» **What is required**: Beginning at the line with "Convert this document image to plain text.", output each line to the end of the listing below exactly, please.

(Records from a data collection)
────────────────────────────────────────

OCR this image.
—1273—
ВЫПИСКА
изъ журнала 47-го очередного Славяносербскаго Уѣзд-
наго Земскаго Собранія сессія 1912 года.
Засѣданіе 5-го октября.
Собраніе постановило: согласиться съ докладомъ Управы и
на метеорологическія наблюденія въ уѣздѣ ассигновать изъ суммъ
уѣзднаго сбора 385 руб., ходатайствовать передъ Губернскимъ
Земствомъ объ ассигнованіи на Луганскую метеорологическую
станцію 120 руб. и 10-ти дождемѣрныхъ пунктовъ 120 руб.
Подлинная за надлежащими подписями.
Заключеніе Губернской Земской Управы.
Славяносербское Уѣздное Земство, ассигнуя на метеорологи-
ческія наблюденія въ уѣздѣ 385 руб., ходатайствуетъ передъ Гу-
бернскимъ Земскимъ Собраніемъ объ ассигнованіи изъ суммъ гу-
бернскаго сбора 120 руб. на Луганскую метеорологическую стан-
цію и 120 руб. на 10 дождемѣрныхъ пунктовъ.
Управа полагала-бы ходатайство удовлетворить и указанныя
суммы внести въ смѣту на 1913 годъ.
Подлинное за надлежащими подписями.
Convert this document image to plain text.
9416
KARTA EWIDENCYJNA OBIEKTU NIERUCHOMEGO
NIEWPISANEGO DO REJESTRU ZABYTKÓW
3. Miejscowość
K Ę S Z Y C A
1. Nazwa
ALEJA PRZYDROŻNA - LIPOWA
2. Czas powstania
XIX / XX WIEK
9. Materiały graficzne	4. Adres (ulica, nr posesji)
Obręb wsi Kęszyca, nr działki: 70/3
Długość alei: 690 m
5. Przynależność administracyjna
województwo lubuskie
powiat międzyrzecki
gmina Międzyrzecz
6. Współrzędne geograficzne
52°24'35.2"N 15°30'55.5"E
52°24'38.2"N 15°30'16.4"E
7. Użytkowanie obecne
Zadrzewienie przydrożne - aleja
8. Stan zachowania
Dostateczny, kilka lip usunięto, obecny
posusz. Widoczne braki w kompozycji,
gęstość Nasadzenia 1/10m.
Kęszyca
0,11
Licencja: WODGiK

────────────────────────────────────────

» **Expected answer**:
Convert this document image to plain text.
9416
KARTA EWIDENCYJNA OBIEKTU NIERUCHOMEGO
NIEWPISANEGO DO REJESTRU ZABYTKÓW
3. Miejscowość
K Ę S Z Y C A
1. Nazwa
ALEJA PRZYDROŻNA - LIPOWA
2. Czas powstania
XIX / XX WIEK
9. Materiały graficzne	4. Adres (ulica, nr posesji)
Obręb wsi Kęszyca, nr działki: 70/3
Długość alei: 690 m
5. Przynależność administracyjna
województwo lubuskie
powiat międzyrzecki
gmina Międzyrzecz
6. Współrzędne geograficzne
52°24'35.2"N 15°30'55.5"E
52°24'38.2"N 15°30'16.4"E
7. Użytkowanie obecne
Zadrzewienie przydrożne - aleja
8. Stan zachowania
Dostateczny, kilka lip usunięto, obecny
posusz. Widoczne braki w kompozycji,
gęstość Nasadzenia 1/10m.
Kęszyca
0,11
Licencja: WODGiK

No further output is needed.